::: Data provided

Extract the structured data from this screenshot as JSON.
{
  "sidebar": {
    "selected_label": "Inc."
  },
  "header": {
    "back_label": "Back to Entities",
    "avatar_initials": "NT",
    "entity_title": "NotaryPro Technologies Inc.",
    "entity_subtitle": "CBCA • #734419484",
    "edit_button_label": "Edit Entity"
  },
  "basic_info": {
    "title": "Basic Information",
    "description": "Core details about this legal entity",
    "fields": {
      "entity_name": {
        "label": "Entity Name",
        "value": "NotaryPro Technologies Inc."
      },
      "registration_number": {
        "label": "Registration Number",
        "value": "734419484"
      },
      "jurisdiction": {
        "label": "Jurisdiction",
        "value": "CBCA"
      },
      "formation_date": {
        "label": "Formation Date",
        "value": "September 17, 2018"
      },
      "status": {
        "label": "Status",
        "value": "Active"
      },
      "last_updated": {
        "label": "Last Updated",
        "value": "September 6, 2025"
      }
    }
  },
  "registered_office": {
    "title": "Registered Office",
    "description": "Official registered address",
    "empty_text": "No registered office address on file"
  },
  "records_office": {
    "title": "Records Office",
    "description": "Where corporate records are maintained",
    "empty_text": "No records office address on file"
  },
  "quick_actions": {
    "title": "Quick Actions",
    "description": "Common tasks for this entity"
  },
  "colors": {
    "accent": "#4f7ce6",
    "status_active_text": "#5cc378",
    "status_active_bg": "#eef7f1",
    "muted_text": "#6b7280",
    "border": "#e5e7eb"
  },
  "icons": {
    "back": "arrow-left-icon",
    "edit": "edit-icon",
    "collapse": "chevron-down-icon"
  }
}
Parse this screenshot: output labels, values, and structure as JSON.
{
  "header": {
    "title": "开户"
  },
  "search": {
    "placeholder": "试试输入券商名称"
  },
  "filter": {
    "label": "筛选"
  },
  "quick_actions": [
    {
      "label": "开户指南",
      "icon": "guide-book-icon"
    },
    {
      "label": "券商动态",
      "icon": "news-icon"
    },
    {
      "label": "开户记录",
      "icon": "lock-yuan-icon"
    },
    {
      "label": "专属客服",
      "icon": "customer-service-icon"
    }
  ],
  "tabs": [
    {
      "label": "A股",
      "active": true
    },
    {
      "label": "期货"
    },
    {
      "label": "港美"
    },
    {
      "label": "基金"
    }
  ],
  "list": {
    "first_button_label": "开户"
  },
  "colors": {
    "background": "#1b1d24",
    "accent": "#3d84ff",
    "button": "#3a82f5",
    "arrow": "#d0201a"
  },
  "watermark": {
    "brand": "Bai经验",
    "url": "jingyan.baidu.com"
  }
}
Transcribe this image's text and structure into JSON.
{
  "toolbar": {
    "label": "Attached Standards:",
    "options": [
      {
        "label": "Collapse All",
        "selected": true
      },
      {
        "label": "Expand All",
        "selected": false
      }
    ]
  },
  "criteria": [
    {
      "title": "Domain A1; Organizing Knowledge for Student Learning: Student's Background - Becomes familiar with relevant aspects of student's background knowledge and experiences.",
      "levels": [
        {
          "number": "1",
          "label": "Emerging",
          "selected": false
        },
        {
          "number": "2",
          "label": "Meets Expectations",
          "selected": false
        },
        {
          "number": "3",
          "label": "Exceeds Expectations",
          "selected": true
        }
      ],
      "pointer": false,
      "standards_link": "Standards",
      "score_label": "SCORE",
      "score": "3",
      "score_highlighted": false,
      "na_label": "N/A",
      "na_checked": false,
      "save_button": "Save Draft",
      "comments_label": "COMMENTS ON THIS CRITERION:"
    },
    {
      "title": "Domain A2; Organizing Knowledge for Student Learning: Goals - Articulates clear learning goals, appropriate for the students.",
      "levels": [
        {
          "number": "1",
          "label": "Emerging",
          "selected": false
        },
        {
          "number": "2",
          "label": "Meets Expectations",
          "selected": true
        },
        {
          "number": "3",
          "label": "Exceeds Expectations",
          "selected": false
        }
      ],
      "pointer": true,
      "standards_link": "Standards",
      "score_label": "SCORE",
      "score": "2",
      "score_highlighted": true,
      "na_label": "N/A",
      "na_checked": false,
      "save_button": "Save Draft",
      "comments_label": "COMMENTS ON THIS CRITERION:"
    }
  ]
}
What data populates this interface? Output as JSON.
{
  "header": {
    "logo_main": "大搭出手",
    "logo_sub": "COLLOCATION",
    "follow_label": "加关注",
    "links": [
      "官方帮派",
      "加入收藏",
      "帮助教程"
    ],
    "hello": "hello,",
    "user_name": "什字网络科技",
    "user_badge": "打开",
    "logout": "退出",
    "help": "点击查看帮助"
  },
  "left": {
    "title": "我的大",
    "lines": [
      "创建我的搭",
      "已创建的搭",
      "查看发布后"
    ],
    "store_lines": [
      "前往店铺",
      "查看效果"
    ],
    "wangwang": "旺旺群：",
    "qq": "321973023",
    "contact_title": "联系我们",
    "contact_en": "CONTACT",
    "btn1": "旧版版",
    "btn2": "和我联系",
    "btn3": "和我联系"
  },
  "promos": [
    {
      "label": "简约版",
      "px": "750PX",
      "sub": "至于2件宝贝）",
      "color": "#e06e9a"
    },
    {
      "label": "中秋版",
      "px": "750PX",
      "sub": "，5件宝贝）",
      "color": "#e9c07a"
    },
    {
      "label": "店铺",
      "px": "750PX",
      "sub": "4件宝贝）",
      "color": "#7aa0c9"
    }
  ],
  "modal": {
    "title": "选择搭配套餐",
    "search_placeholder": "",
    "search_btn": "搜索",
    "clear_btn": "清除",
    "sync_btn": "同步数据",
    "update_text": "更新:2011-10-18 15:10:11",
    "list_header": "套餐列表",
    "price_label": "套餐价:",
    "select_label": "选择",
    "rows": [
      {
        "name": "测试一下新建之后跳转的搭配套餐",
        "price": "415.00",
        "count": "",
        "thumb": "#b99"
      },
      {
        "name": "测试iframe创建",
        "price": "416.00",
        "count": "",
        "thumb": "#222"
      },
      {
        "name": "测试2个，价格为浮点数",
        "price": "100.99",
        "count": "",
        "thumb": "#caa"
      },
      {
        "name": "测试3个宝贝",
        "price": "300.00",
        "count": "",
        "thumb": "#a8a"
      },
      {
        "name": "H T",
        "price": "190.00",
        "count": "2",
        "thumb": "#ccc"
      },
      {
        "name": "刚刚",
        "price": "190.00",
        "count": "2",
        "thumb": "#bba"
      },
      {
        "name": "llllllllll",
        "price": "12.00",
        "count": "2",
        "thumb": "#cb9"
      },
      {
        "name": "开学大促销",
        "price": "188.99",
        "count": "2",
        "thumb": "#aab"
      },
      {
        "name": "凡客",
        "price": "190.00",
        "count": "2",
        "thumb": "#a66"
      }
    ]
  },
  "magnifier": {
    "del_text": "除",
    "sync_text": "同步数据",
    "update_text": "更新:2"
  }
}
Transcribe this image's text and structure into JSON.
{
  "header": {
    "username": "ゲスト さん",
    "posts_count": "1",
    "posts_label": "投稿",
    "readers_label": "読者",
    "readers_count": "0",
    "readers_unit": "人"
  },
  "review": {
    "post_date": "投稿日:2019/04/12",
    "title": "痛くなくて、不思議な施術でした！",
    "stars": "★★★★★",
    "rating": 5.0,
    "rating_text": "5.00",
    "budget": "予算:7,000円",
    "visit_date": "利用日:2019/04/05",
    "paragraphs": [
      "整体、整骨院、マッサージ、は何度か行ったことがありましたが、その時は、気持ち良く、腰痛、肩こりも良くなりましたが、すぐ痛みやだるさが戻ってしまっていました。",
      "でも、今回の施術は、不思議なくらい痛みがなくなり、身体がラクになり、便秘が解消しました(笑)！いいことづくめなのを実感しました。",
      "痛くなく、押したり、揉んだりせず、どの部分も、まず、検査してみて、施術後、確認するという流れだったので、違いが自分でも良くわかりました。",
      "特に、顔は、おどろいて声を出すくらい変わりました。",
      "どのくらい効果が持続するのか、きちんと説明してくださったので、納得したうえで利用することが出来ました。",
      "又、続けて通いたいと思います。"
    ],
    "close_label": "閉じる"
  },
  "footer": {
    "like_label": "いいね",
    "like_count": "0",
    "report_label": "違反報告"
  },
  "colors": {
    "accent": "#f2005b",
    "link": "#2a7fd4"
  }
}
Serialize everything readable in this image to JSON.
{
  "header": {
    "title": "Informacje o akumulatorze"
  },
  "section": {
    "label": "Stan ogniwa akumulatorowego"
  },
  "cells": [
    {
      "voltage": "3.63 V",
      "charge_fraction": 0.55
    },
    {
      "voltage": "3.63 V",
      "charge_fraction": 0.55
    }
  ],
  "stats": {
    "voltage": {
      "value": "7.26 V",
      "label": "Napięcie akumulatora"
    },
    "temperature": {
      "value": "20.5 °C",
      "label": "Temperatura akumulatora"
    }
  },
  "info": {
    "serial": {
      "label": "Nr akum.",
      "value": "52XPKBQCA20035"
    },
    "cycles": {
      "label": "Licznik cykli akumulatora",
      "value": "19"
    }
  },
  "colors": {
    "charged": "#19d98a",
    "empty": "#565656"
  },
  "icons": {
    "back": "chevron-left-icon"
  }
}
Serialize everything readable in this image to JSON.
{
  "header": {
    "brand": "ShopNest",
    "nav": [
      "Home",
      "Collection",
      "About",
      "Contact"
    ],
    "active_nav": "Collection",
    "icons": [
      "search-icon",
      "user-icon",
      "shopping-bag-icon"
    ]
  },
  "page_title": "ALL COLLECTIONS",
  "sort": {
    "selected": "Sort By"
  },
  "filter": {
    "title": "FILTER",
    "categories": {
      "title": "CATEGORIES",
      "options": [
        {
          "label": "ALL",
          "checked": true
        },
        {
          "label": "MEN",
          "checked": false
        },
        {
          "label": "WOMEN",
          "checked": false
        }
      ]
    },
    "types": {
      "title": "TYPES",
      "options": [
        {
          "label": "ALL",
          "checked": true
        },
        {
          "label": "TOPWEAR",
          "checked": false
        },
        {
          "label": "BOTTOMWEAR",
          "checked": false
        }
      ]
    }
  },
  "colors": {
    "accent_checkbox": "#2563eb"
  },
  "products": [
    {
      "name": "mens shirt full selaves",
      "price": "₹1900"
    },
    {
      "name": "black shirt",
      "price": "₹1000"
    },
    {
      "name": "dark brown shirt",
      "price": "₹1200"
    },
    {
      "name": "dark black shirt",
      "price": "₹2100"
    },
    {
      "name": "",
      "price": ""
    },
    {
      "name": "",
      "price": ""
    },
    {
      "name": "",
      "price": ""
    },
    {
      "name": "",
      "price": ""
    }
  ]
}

::::::

Exercise brief -> All lines above containing the string "September" are to be collected.

Response to this exercise ->
        "value": "September 17, 2018"
        "value": "September 6, 2025"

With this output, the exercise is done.